* Instructions to follow:
Every line below that includes "this" counts toward the total. Report that total alone.

* Provided records:
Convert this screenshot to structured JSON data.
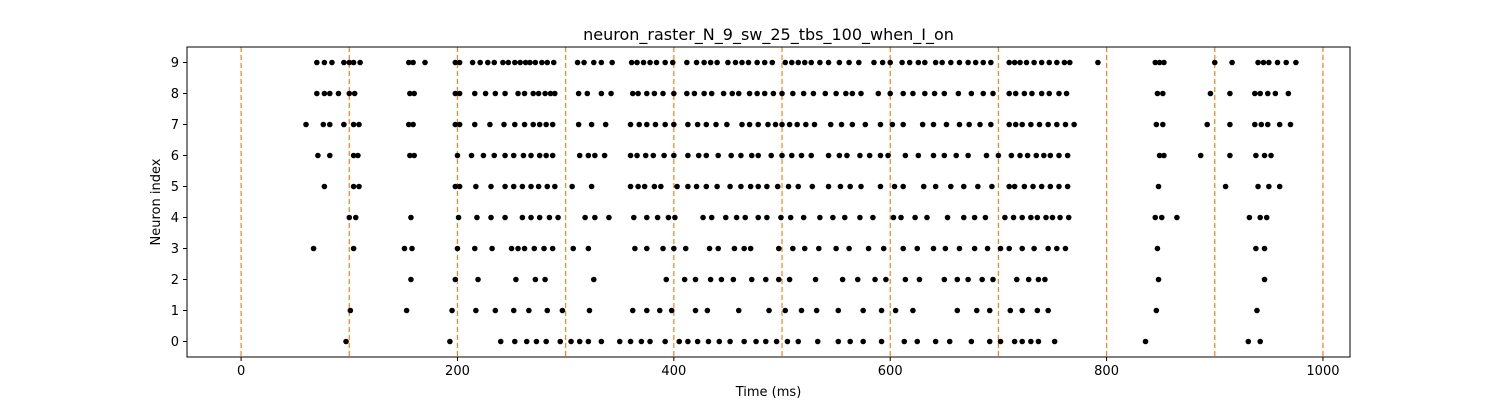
{
  "chart_data": {
    "type": "scatter",
    "title": "neuron_raster_N_9_sw_25_tbs_100_when_I_on",
    "xlabel": "Time (ms)",
    "ylabel": "Neuron index",
    "xlim": [
      -50,
      1025
    ],
    "ylim": [
      -0.5,
      9.5
    ],
    "xticks": [
      0,
      200,
      400,
      600,
      800,
      1000
    ],
    "yticks": [
      0,
      1,
      2,
      3,
      4,
      5,
      6,
      7,
      8,
      9
    ],
    "grid": false,
    "marker_color": "#000000",
    "vlines": {
      "x": [
        0,
        100,
        200,
        300,
        400,
        500,
        600,
        700,
        800,
        900,
        1000
      ],
      "color": "#ff7f0e",
      "style": "dashed"
    },
    "rows": [
      {
        "neuron": 0,
        "spike_times": [
          97,
          193,
          240,
          253,
          264,
          273,
          282,
          295,
          305,
          313,
          321,
          333,
          350,
          360,
          370,
          378,
          392,
          405,
          413,
          422,
          432,
          442,
          452,
          465,
          476,
          485,
          495,
          505,
          515,
          533,
          552,
          563,
          575,
          592,
          613,
          625,
          642,
          655,
          675,
          692,
          702,
          715,
          722,
          730,
          737,
          752,
          836,
          931,
          942
        ]
      },
      {
        "neuron": 1,
        "spike_times": [
          101,
          153,
          195,
          217,
          235,
          252,
          266,
          283,
          297,
          322,
          362,
          375,
          387,
          398,
          420,
          431,
          460,
          488,
          503,
          518,
          532,
          552,
          575,
          592,
          605,
          621,
          662,
          680,
          692,
          711,
          722,
          736,
          746,
          846,
          939
        ]
      },
      {
        "neuron": 2,
        "spike_times": [
          157,
          198,
          219,
          254,
          272,
          281,
          326,
          393,
          410,
          420,
          434,
          444,
          455,
          472,
          485,
          497,
          507,
          531,
          556,
          570,
          586,
          596,
          614,
          627,
          650,
          662,
          672,
          685,
          695,
          717,
          728,
          737,
          743,
          848,
          946
        ]
      },
      {
        "neuron": 3,
        "spike_times": [
          67,
          104,
          151,
          158,
          200,
          216,
          232,
          250,
          256,
          262,
          271,
          280,
          288,
          307,
          321,
          364,
          375,
          390,
          400,
          411,
          433,
          441,
          456,
          465,
          471,
          497,
          510,
          521,
          534,
          550,
          562,
          580,
          594,
          612,
          625,
          640,
          651,
          664,
          678,
          690,
          702,
          710,
          722,
          733,
          746,
          754,
          762,
          847,
          938,
          946
        ]
      },
      {
        "neuron": 4,
        "spike_times": [
          100,
          106,
          157,
          201,
          218,
          231,
          244,
          260,
          268,
          276,
          285,
          293,
          318,
          327,
          340,
          363,
          375,
          385,
          395,
          401,
          427,
          435,
          448,
          458,
          466,
          478,
          486,
          499,
          508,
          520,
          535,
          547,
          558,
          572,
          584,
          603,
          610,
          623,
          634,
          653,
          668,
          678,
          688,
          706,
          714,
          722,
          730,
          736,
          744,
          750,
          757,
          765,
          845,
          851,
          865,
          932,
          942,
          948
        ]
      },
      {
        "neuron": 5,
        "spike_times": [
          77,
          104,
          109,
          198,
          202,
          217,
          231,
          244,
          252,
          260,
          268,
          275,
          283,
          290,
          306,
          324,
          360,
          367,
          373,
          382,
          388,
          403,
          413,
          421,
          430,
          440,
          452,
          462,
          471,
          478,
          486,
          496,
          506,
          515,
          528,
          543,
          554,
          563,
          573,
          591,
          604,
          612,
          631,
          642,
          656,
          668,
          681,
          694,
          710,
          715,
          724,
          732,
          740,
          748,
          756,
          764,
          848,
          910,
          940,
          950,
          960
        ]
      },
      {
        "neuron": 6,
        "spike_times": [
          71,
          82,
          104,
          108,
          156,
          160,
          200,
          213,
          224,
          234,
          244,
          252,
          261,
          268,
          276,
          282,
          288,
          313,
          321,
          327,
          336,
          360,
          366,
          374,
          381,
          391,
          400,
          413,
          423,
          430,
          441,
          453,
          462,
          472,
          478,
          490,
          500,
          509,
          518,
          527,
          543,
          553,
          560,
          572,
          581,
          591,
          598,
          614,
          626,
          640,
          650,
          661,
          672,
          689,
          700,
          712,
          720,
          727,
          735,
          742,
          748,
          756,
          764,
          849,
          853,
          887,
          914,
          938,
          946,
          952
        ]
      },
      {
        "neuron": 7,
        "spike_times": [
          60,
          76,
          82,
          95,
          104,
          109,
          155,
          159,
          198,
          202,
          216,
          230,
          243,
          253,
          262,
          270,
          276,
          282,
          288,
          312,
          324,
          337,
          360,
          368,
          375,
          383,
          392,
          400,
          413,
          422,
          430,
          439,
          449,
          463,
          470,
          478,
          487,
          494,
          500,
          507,
          514,
          522,
          530,
          545,
          555,
          565,
          577,
          591,
          602,
          612,
          630,
          640,
          652,
          664,
          673,
          683,
          693,
          710,
          716,
          722,
          730,
          738,
          746,
          754,
          762,
          770,
          846,
          852,
          893,
          914,
          937,
          943,
          949,
          960,
          970
        ]
      },
      {
        "neuron": 8,
        "spike_times": [
          70,
          77,
          82,
          90,
          100,
          105,
          156,
          160,
          198,
          202,
          216,
          226,
          235,
          244,
          256,
          262,
          270,
          275,
          281,
          286,
          290,
          312,
          320,
          333,
          342,
          362,
          367,
          375,
          382,
          390,
          400,
          412,
          419,
          428,
          435,
          446,
          454,
          460,
          470,
          477,
          484,
          492,
          500,
          510,
          520,
          529,
          540,
          550,
          559,
          565,
          573,
          589,
          600,
          612,
          621,
          632,
          641,
          650,
          663,
          675,
          686,
          695,
          710,
          716,
          724,
          731,
          740,
          747,
          756,
          763,
          847,
          852,
          896,
          914,
          937,
          942,
          949,
          956,
          968
        ]
      },
      {
        "neuron": 9,
        "spike_times": [
          70,
          77,
          84,
          95,
          100,
          104,
          110,
          155,
          159,
          170,
          198,
          202,
          214,
          221,
          228,
          234,
          242,
          247,
          253,
          258,
          263,
          267,
          272,
          278,
          283,
          289,
          311,
          317,
          326,
          333,
          343,
          361,
          366,
          372,
          378,
          384,
          392,
          399,
          412,
          421,
          428,
          434,
          440,
          450,
          457,
          463,
          469,
          477,
          484,
          491,
          503,
          509,
          515,
          521,
          527,
          535,
          543,
          553,
          562,
          571,
          585,
          593,
          600,
          611,
          618,
          626,
          632,
          642,
          648,
          656,
          664,
          672,
          679,
          686,
          693,
          710,
          715,
          720,
          726,
          733,
          740,
          747,
          754,
          761,
          766,
          792,
          845,
          849,
          853,
          900,
          916,
          940,
          945,
          950,
          958,
          966,
          975
        ]
      }
    ]
  }
}
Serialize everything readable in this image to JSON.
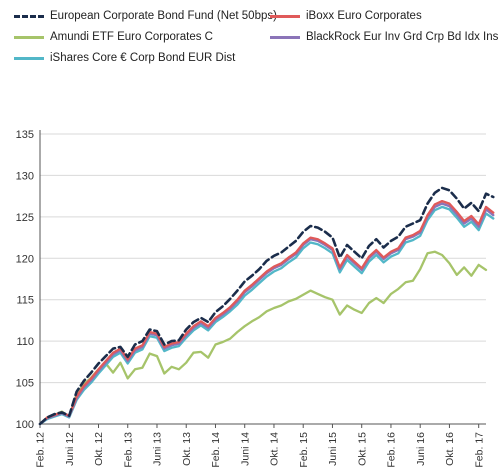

* Result:
2